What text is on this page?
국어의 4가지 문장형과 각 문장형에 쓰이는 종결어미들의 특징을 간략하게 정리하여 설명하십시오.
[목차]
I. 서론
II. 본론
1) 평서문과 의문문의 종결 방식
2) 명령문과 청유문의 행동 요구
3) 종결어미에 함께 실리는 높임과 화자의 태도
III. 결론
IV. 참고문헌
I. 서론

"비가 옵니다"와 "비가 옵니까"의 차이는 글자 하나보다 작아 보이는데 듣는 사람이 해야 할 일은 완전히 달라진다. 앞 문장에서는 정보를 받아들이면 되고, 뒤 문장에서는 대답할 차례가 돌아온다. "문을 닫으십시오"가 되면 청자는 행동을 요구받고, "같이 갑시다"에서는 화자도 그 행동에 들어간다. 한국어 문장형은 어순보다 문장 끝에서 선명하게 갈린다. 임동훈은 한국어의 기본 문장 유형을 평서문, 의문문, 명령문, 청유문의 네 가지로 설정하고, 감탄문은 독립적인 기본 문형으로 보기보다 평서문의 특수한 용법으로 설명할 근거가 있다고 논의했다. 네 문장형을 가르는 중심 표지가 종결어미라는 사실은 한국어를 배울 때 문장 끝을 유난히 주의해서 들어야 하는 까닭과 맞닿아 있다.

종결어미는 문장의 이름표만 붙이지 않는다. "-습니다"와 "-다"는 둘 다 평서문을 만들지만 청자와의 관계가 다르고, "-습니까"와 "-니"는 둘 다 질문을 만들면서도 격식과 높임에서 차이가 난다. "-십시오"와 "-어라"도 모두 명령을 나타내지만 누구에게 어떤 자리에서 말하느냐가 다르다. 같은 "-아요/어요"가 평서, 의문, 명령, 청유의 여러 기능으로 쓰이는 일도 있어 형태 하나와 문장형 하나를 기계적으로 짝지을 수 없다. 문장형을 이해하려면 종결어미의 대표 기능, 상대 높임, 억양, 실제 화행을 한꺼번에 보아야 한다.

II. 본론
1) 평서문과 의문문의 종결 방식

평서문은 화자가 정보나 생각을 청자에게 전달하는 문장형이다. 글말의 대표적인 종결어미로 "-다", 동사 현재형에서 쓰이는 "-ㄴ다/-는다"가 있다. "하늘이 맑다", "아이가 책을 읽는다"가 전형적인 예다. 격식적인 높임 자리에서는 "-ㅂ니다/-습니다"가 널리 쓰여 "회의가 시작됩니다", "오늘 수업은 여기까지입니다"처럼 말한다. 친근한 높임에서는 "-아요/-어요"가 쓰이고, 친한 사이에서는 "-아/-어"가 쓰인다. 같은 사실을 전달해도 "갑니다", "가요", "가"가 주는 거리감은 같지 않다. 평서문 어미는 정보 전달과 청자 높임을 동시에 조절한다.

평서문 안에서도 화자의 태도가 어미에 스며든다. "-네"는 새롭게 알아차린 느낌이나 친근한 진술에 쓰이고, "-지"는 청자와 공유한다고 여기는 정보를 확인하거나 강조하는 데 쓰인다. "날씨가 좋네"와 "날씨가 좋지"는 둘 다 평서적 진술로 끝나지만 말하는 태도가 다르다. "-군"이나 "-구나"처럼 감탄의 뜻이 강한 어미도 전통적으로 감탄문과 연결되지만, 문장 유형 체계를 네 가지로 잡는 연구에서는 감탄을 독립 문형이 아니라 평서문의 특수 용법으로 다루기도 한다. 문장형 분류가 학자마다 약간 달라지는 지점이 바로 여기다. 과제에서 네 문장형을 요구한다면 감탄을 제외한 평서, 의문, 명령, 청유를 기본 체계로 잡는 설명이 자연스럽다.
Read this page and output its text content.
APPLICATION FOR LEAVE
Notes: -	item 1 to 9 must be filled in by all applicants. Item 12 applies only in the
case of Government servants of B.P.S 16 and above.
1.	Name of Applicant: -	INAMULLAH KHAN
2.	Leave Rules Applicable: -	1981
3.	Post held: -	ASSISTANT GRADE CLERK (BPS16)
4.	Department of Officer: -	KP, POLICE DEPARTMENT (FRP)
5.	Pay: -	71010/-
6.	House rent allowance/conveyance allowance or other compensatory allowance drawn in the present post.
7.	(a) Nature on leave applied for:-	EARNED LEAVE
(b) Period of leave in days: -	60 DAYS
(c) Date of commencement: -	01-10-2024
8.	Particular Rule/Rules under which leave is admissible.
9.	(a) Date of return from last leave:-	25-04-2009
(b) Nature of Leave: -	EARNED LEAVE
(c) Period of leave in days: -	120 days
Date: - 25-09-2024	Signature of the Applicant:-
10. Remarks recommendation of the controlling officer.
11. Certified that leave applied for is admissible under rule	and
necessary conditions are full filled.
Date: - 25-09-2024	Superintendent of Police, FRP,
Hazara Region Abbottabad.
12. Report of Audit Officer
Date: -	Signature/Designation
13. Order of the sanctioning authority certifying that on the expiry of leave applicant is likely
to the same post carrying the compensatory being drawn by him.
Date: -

Set task: Reply with the number of lines in the preceding entries that contain "text", and no other words.

Solved exercise: 2